> _What needs to be done_
Spot each line that carries the word "юриста"; copy those lines.

> _Available data_
- - -

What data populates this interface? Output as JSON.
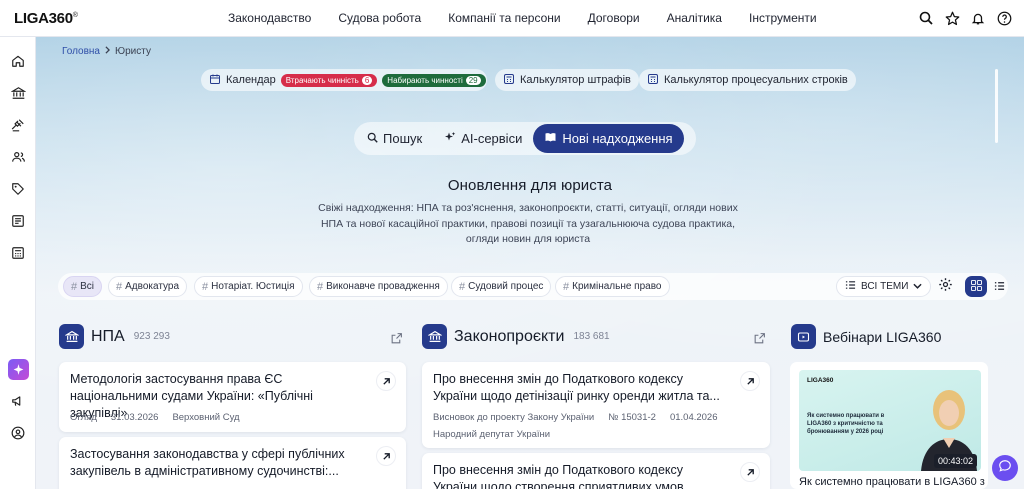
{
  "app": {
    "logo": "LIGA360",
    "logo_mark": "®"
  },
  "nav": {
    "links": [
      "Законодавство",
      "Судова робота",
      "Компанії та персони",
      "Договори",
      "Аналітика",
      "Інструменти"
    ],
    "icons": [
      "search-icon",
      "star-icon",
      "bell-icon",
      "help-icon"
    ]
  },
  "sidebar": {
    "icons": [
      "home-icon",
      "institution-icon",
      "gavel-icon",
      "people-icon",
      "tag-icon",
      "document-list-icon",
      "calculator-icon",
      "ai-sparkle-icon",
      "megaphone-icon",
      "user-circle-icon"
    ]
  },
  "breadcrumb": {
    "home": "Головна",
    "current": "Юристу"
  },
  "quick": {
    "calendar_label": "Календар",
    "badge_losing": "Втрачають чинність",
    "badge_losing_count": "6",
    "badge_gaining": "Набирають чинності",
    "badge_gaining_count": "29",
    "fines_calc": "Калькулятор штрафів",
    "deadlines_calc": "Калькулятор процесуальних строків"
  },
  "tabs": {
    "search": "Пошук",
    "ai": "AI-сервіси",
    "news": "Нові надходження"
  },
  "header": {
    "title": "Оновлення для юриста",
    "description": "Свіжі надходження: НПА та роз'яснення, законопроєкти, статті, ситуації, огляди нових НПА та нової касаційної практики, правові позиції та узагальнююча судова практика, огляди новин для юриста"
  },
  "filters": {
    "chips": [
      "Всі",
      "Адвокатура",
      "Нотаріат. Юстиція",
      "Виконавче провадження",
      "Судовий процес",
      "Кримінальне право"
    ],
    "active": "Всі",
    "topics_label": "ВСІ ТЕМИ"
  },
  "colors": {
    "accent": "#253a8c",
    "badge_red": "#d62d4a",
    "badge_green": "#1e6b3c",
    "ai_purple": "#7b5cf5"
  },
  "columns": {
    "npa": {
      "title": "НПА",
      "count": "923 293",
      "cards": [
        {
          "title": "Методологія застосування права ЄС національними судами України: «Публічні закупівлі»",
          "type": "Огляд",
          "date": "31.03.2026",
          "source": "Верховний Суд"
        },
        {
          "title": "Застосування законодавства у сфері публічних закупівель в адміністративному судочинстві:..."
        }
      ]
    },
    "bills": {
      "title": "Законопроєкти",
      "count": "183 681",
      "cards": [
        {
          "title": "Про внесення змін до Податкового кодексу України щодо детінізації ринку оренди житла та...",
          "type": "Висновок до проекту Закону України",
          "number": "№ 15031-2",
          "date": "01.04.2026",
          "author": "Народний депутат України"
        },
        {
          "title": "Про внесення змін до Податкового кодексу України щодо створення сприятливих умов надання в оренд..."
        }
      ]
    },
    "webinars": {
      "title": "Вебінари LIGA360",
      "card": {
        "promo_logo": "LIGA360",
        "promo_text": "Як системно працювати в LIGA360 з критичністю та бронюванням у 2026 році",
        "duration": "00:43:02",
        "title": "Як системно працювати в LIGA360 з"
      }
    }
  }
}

- - -

> _Exercise answer_
    "title": "Оновлення для юриста",
    "description": "Свіжі надходження: НПА та роз'яснення, законопроєкти, статті, ситуації, огляди нових НПА та нової касаційної практики, правові позиції та узагальнююча судова практика, огляди новин для юриста"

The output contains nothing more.